--- BEGIN ---

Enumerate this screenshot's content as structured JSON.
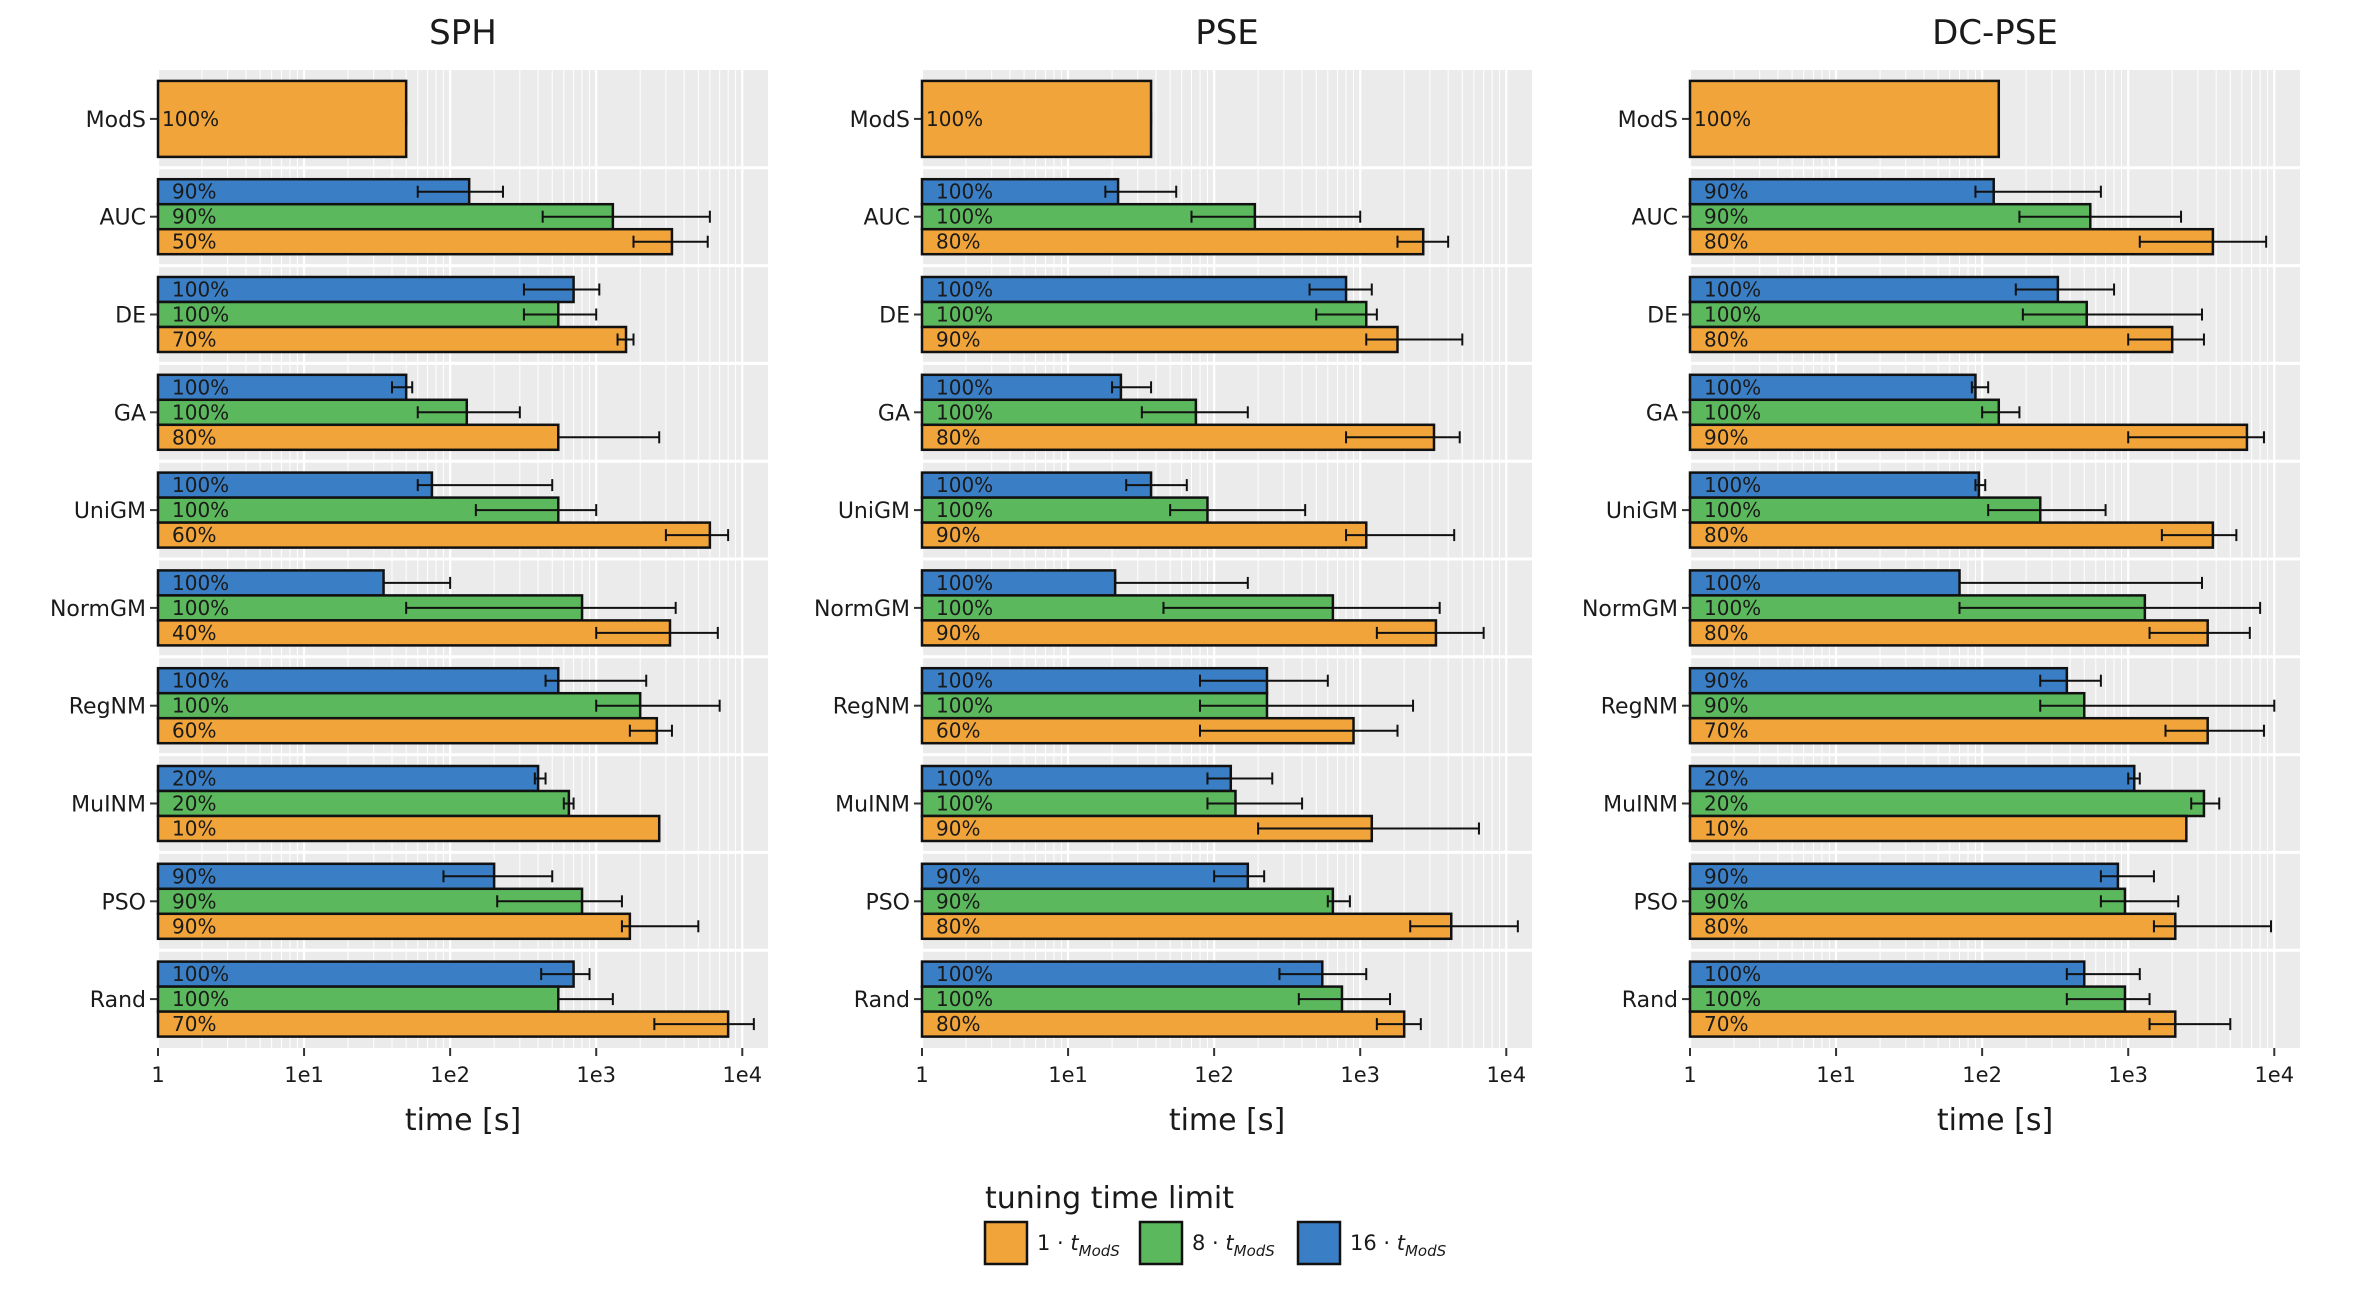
{
  "colors": {
    "t1": "#f0a43a",
    "t8": "#5cb85c",
    "t16": "#3a7fc6",
    "panel_bg": "#ebebeb",
    "grid": "#ffffff"
  },
  "legend": {
    "title": "tuning time limit",
    "items": [
      {
        "key": "t1",
        "label": "1 · t_ModS",
        "base": "1 · ",
        "var": "t",
        "sub": "ModS",
        "color": "#f0a43a"
      },
      {
        "key": "t8",
        "label": "8 · t_ModS",
        "base": "8 · ",
        "var": "t",
        "sub": "ModS",
        "color": "#5cb85c"
      },
      {
        "key": "t16",
        "label": "16 · t_ModS",
        "base": "16 · ",
        "var": "t",
        "sub": "ModS",
        "color": "#3a7fc6"
      }
    ]
  },
  "chart_data": [
    {
      "type": "bar",
      "orientation": "horizontal",
      "title": "SPH",
      "xlabel": "time [s]",
      "xscale": "log",
      "xlim": [
        1,
        15000
      ],
      "xticks": [
        "1",
        "1e1",
        "1e2",
        "1e3",
        "1e4"
      ],
      "categories": [
        "ModS",
        "AUC",
        "DE",
        "GA",
        "UniGM",
        "NormGM",
        "RegNM",
        "MuINM",
        "PSO",
        "Rand"
      ],
      "bars": [
        [
          {
            "series": "t1",
            "value": 50,
            "err": [
              50,
              50
            ],
            "label": "100%"
          }
        ],
        [
          {
            "series": "t16",
            "value": 135,
            "err": [
              60,
              230
            ],
            "label": "90%"
          },
          {
            "series": "t8",
            "value": 1300,
            "err": [
              430,
              6000
            ],
            "label": "90%"
          },
          {
            "series": "t1",
            "value": 3300,
            "err": [
              1800,
              5800
            ],
            "label": "50%"
          }
        ],
        [
          {
            "series": "t16",
            "value": 700,
            "err": [
              320,
              1050
            ],
            "label": "100%"
          },
          {
            "series": "t8",
            "value": 550,
            "err": [
              320,
              1000
            ],
            "label": "100%"
          },
          {
            "series": "t1",
            "value": 1600,
            "err": [
              1400,
              1800
            ],
            "label": "70%"
          }
        ],
        [
          {
            "series": "t16",
            "value": 50,
            "err": [
              40,
              55
            ],
            "label": "100%"
          },
          {
            "series": "t8",
            "value": 130,
            "err": [
              60,
              300
            ],
            "label": "100%"
          },
          {
            "series": "t1",
            "value": 550,
            "err": [
              550,
              2700
            ],
            "label": "80%"
          }
        ],
        [
          {
            "series": "t16",
            "value": 75,
            "err": [
              60,
              500
            ],
            "label": "100%"
          },
          {
            "series": "t8",
            "value": 550,
            "err": [
              150,
              1000
            ],
            "label": "100%"
          },
          {
            "series": "t1",
            "value": 6000,
            "err": [
              3000,
              8000
            ],
            "label": "60%"
          }
        ],
        [
          {
            "series": "t16",
            "value": 35,
            "err": [
              35,
              100
            ],
            "label": "100%"
          },
          {
            "series": "t8",
            "value": 800,
            "err": [
              50,
              3500
            ],
            "label": "100%"
          },
          {
            "series": "t1",
            "value": 3200,
            "err": [
              1000,
              6800
            ],
            "label": "40%"
          }
        ],
        [
          {
            "series": "t16",
            "value": 550,
            "err": [
              450,
              2200
            ],
            "label": "100%"
          },
          {
            "series": "t8",
            "value": 2000,
            "err": [
              1000,
              7000
            ],
            "label": "100%"
          },
          {
            "series": "t1",
            "value": 2600,
            "err": [
              1700,
              3300
            ],
            "label": "60%"
          }
        ],
        [
          {
            "series": "t16",
            "value": 400,
            "err": [
              380,
              450
            ],
            "label": "20%"
          },
          {
            "series": "t8",
            "value": 650,
            "err": [
              600,
              700
            ],
            "label": "20%"
          },
          {
            "series": "t1",
            "value": 2700,
            "err": null,
            "label": "10%"
          }
        ],
        [
          {
            "series": "t16",
            "value": 200,
            "err": [
              90,
              500
            ],
            "label": "90%"
          },
          {
            "series": "t8",
            "value": 800,
            "err": [
              210,
              1500
            ],
            "label": "90%"
          },
          {
            "series": "t1",
            "value": 1700,
            "err": [
              1500,
              5000
            ],
            "label": "90%"
          }
        ],
        [
          {
            "series": "t16",
            "value": 700,
            "err": [
              420,
              900
            ],
            "label": "100%"
          },
          {
            "series": "t8",
            "value": 550,
            "err": [
              550,
              1300
            ],
            "label": "100%"
          },
          {
            "series": "t1",
            "value": 8000,
            "err": [
              2500,
              12000
            ],
            "label": "70%"
          }
        ]
      ]
    },
    {
      "type": "bar",
      "orientation": "horizontal",
      "title": "PSE",
      "xlabel": "time [s]",
      "xscale": "log",
      "xlim": [
        1,
        15000
      ],
      "xticks": [
        "1",
        "1e1",
        "1e2",
        "1e3",
        "1e4"
      ],
      "categories": [
        "ModS",
        "AUC",
        "DE",
        "GA",
        "UniGM",
        "NormGM",
        "RegNM",
        "MuINM",
        "PSO",
        "Rand"
      ],
      "bars": [
        [
          {
            "series": "t1",
            "value": 37,
            "err": [
              37,
              37
            ],
            "label": "100%"
          }
        ],
        [
          {
            "series": "t16",
            "value": 22,
            "err": [
              18,
              55
            ],
            "label": "100%"
          },
          {
            "series": "t8",
            "value": 190,
            "err": [
              70,
              1000
            ],
            "label": "100%"
          },
          {
            "series": "t1",
            "value": 2700,
            "err": [
              1800,
              4000
            ],
            "label": "80%"
          }
        ],
        [
          {
            "series": "t16",
            "value": 800,
            "err": [
              450,
              1200
            ],
            "label": "100%"
          },
          {
            "series": "t8",
            "value": 1100,
            "err": [
              500,
              1300
            ],
            "label": "100%"
          },
          {
            "series": "t1",
            "value": 1800,
            "err": [
              1100,
              5000
            ],
            "label": "90%"
          }
        ],
        [
          {
            "series": "t16",
            "value": 23,
            "err": [
              20,
              37
            ],
            "label": "100%"
          },
          {
            "series": "t8",
            "value": 75,
            "err": [
              32,
              170
            ],
            "label": "100%"
          },
          {
            "series": "t1",
            "value": 3200,
            "err": [
              800,
              4800
            ],
            "label": "80%"
          }
        ],
        [
          {
            "series": "t16",
            "value": 37,
            "err": [
              25,
              65
            ],
            "label": "100%"
          },
          {
            "series": "t8",
            "value": 90,
            "err": [
              50,
              420
            ],
            "label": "100%"
          },
          {
            "series": "t1",
            "value": 1100,
            "err": [
              800,
              4400
            ],
            "label": "90%"
          }
        ],
        [
          {
            "series": "t16",
            "value": 21,
            "err": [
              21,
              170
            ],
            "label": "100%"
          },
          {
            "series": "t8",
            "value": 650,
            "err": [
              45,
              3500
            ],
            "label": "100%"
          },
          {
            "series": "t1",
            "value": 3300,
            "err": [
              1300,
              7000
            ],
            "label": "90%"
          }
        ],
        [
          {
            "series": "t16",
            "value": 230,
            "err": [
              80,
              600
            ],
            "label": "100%"
          },
          {
            "series": "t8",
            "value": 230,
            "err": [
              80,
              2300
            ],
            "label": "100%"
          },
          {
            "series": "t1",
            "value": 900,
            "err": [
              80,
              1800
            ],
            "label": "60%"
          }
        ],
        [
          {
            "series": "t16",
            "value": 130,
            "err": [
              90,
              250
            ],
            "label": "100%"
          },
          {
            "series": "t8",
            "value": 140,
            "err": [
              90,
              400
            ],
            "label": "100%"
          },
          {
            "series": "t1",
            "value": 1200,
            "err": [
              200,
              6500
            ],
            "label": "90%"
          }
        ],
        [
          {
            "series": "t16",
            "value": 170,
            "err": [
              100,
              220
            ],
            "label": "90%"
          },
          {
            "series": "t8",
            "value": 650,
            "err": [
              600,
              850
            ],
            "label": "90%"
          },
          {
            "series": "t1",
            "value": 4200,
            "err": [
              2200,
              12000
            ],
            "label": "80%"
          }
        ],
        [
          {
            "series": "t16",
            "value": 550,
            "err": [
              280,
              1100
            ],
            "label": "100%"
          },
          {
            "series": "t8",
            "value": 750,
            "err": [
              380,
              1600
            ],
            "label": "100%"
          },
          {
            "series": "t1",
            "value": 2000,
            "err": [
              1300,
              2600
            ],
            "label": "80%"
          }
        ]
      ]
    },
    {
      "type": "bar",
      "orientation": "horizontal",
      "title": "DC-PSE",
      "xlabel": "time [s]",
      "xscale": "log",
      "xlim": [
        1,
        15000
      ],
      "xticks": [
        "1",
        "1e1",
        "1e2",
        "1e3",
        "1e4"
      ],
      "categories": [
        "ModS",
        "AUC",
        "DE",
        "GA",
        "UniGM",
        "NormGM",
        "RegNM",
        "MuINM",
        "PSO",
        "Rand"
      ],
      "bars": [
        [
          {
            "series": "t1",
            "value": 130,
            "err": [
              130,
              130
            ],
            "label": "100%"
          }
        ],
        [
          {
            "series": "t16",
            "value": 120,
            "err": [
              90,
              650
            ],
            "label": "90%"
          },
          {
            "series": "t8",
            "value": 550,
            "err": [
              180,
              2300
            ],
            "label": "90%"
          },
          {
            "series": "t1",
            "value": 3800,
            "err": [
              1200,
              8800
            ],
            "label": "80%"
          }
        ],
        [
          {
            "series": "t16",
            "value": 330,
            "err": [
              170,
              800
            ],
            "label": "100%"
          },
          {
            "series": "t8",
            "value": 520,
            "err": [
              190,
              3200
            ],
            "label": "100%"
          },
          {
            "series": "t1",
            "value": 2000,
            "err": [
              1000,
              3300
            ],
            "label": "80%"
          }
        ],
        [
          {
            "series": "t16",
            "value": 90,
            "err": [
              85,
              110
            ],
            "label": "100%"
          },
          {
            "series": "t8",
            "value": 130,
            "err": [
              100,
              180
            ],
            "label": "100%"
          },
          {
            "series": "t1",
            "value": 6500,
            "err": [
              1000,
              8500
            ],
            "label": "90%"
          }
        ],
        [
          {
            "series": "t16",
            "value": 95,
            "err": [
              90,
              105
            ],
            "label": "100%"
          },
          {
            "series": "t8",
            "value": 250,
            "err": [
              110,
              700
            ],
            "label": "100%"
          },
          {
            "series": "t1",
            "value": 3800,
            "err": [
              1700,
              5500
            ],
            "label": "80%"
          }
        ],
        [
          {
            "series": "t16",
            "value": 70,
            "err": [
              70,
              3200
            ],
            "label": "100%"
          },
          {
            "series": "t8",
            "value": 1300,
            "err": [
              70,
              8000
            ],
            "label": "100%"
          },
          {
            "series": "t1",
            "value": 3500,
            "err": [
              1400,
              6800
            ],
            "label": "80%"
          }
        ],
        [
          {
            "series": "t16",
            "value": 380,
            "err": [
              250,
              650
            ],
            "label": "90%"
          },
          {
            "series": "t8",
            "value": 500,
            "err": [
              250,
              10000
            ],
            "label": "90%"
          },
          {
            "series": "t1",
            "value": 3500,
            "err": [
              1800,
              8500
            ],
            "label": "70%"
          }
        ],
        [
          {
            "series": "t16",
            "value": 1100,
            "err": [
              1000,
              1200
            ],
            "label": "20%"
          },
          {
            "series": "t8",
            "value": 3300,
            "err": [
              2700,
              4200
            ],
            "label": "20%"
          },
          {
            "series": "t1",
            "value": 2500,
            "err": null,
            "label": "10%"
          }
        ],
        [
          {
            "series": "t16",
            "value": 850,
            "err": [
              650,
              1500
            ],
            "label": "90%"
          },
          {
            "series": "t8",
            "value": 950,
            "err": [
              650,
              2200
            ],
            "label": "90%"
          },
          {
            "series": "t1",
            "value": 2100,
            "err": [
              1500,
              9500
            ],
            "label": "80%"
          }
        ],
        [
          {
            "series": "t16",
            "value": 500,
            "err": [
              380,
              1200
            ],
            "label": "100%"
          },
          {
            "series": "t8",
            "value": 950,
            "err": [
              380,
              1400
            ],
            "label": "100%"
          },
          {
            "series": "t1",
            "value": 2100,
            "err": [
              1400,
              5000
            ],
            "label": "70%"
          }
        ]
      ]
    }
  ]
}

--- END ---

(GIVEN TASK):
Gather each line that holds "title".

(RESULT OF THE TASK):
    "title": "tuning time limit",
      "title": "SPH",
      "title": "PSE",
      "title": "DC-PSE",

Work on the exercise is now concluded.